PROVIDED MATERIAL »
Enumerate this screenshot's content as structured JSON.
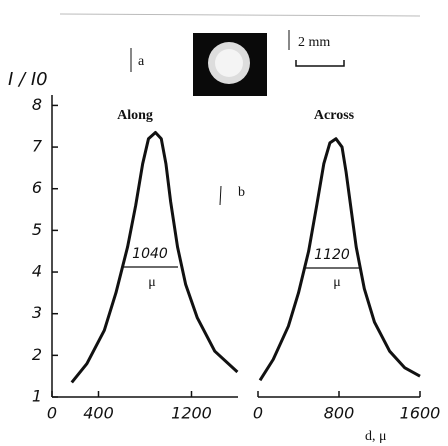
{
  "labels": {
    "panel_a": "a",
    "panel_b": "b",
    "scale": "2 mm",
    "fwhm_along": "1040",
    "fwhm_along_unit": "μ",
    "fwhm_across": "1120",
    "fwhm_across_unit": "μ"
  },
  "chart_data": [
    {
      "type": "line",
      "title": "Along",
      "ylabel": "I / I0",
      "x": [
        170,
        300,
        450,
        550,
        650,
        720,
        780,
        830,
        890,
        940,
        980,
        1020,
        1080,
        1150,
        1250,
        1400,
        1595
      ],
      "series": [
        {
          "color": "#111111",
          "values": [
            1.35,
            1.8,
            2.6,
            3.5,
            4.6,
            5.6,
            6.6,
            7.2,
            7.35,
            7.2,
            6.6,
            5.7,
            4.6,
            3.7,
            2.9,
            2.1,
            1.6
          ]
        }
      ],
      "xlim": [
        0,
        1600
      ],
      "xticks": [
        0,
        400,
        1200
      ],
      "ylim": [
        1,
        8.25
      ],
      "yticks": [
        1,
        2,
        3,
        4,
        5,
        6,
        7,
        8
      ]
    },
    {
      "type": "line",
      "title": "Across",
      "xlabel": "d, μ",
      "x": [
        20,
        150,
        300,
        400,
        500,
        580,
        650,
        710,
        770,
        830,
        870,
        920,
        970,
        1050,
        1150,
        1300,
        1450,
        1600
      ],
      "series": [
        {
          "color": "#111111",
          "values": [
            1.4,
            1.9,
            2.7,
            3.5,
            4.5,
            5.6,
            6.6,
            7.1,
            7.2,
            7.0,
            6.4,
            5.5,
            4.6,
            3.6,
            2.8,
            2.1,
            1.7,
            1.5
          ]
        }
      ],
      "xlim": [
        0,
        1600
      ],
      "xticks": [
        0,
        800,
        1600
      ],
      "ylim": [
        1,
        8.25
      ]
    }
  ]
}
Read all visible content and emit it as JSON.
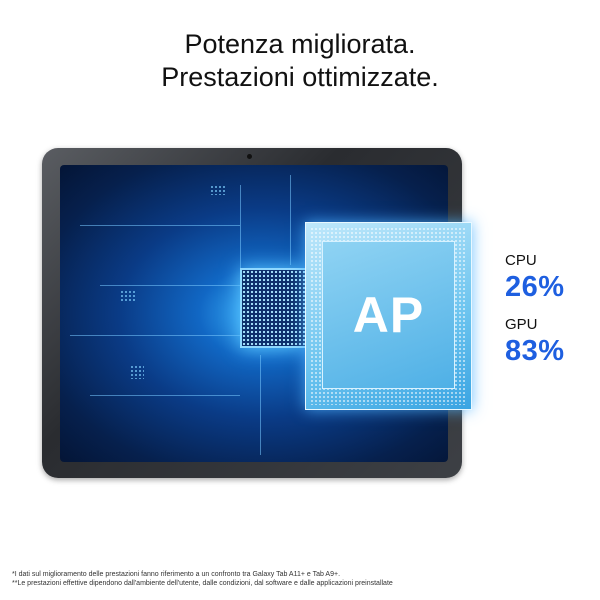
{
  "headline": {
    "line1": "Potenza migliorata.",
    "line2": "Prestazioni ottimizzate."
  },
  "chip": {
    "label": "AP"
  },
  "stats": [
    {
      "label": "CPU",
      "value": "26%"
    },
    {
      "label": "GPU",
      "value": "83%"
    }
  ],
  "colors": {
    "accent": "#1e5fe0",
    "screen": "#0a3b86"
  },
  "footnotes": [
    "*I dati sul miglioramento delle prestazioni fanno riferimento a un confronto tra Galaxy Tab A11+ e Tab A9+.",
    "**Le prestazioni effettive dipendono dall'ambiente dell'utente, dalle condizioni, dal software e dalle applicazioni preinstallate"
  ]
}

GIVEN INSTRUCTION »
Search the entries for the word "content", then list each line that holds it.

TASK OUTPUT »
Enumerate this screenshot's content as structured JSON.
Read all visible content and emit it as JSON.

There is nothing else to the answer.